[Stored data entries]
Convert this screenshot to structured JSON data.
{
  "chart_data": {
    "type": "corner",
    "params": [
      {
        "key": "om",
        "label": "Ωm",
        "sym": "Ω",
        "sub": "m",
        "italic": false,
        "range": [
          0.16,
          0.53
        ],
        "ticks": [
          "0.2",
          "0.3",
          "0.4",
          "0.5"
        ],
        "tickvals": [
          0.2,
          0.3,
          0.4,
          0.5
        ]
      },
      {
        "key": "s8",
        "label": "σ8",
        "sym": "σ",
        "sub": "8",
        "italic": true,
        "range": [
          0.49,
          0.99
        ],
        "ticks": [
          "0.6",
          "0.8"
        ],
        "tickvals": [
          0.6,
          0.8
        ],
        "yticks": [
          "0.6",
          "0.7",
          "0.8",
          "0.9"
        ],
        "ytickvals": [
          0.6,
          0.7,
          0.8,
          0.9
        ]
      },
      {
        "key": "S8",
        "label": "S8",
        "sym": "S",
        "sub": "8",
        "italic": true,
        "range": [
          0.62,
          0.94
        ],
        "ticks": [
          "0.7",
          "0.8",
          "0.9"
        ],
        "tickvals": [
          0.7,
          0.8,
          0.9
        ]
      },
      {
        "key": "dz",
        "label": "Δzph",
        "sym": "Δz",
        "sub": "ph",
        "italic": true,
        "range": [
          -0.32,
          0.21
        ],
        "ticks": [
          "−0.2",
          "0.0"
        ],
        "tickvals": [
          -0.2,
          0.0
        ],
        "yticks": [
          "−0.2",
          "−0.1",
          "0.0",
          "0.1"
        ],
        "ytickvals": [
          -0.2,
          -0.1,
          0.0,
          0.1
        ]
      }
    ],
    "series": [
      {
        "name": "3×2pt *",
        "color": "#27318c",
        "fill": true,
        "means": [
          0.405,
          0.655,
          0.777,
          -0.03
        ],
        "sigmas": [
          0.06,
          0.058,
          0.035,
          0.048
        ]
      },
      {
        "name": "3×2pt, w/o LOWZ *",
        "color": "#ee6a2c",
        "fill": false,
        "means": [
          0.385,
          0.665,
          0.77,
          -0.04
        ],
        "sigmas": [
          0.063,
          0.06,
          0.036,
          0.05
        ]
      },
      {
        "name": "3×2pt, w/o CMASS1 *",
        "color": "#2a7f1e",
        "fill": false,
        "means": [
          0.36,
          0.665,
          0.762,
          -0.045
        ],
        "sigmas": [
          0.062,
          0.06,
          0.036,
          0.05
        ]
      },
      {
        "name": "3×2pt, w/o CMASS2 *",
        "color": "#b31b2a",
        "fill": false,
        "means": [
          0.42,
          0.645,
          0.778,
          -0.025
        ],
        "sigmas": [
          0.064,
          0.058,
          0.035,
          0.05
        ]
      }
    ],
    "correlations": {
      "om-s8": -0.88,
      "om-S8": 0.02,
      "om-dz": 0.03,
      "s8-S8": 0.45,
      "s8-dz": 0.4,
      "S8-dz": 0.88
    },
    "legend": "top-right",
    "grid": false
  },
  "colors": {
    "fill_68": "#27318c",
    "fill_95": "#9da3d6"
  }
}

Required work:
Gather every line from the entries above where the word "label" appears, and copy them.

The response:
        "label": "Ωm",
        "label": "σ8",
        "label": "S8",
        "label": "Δzph",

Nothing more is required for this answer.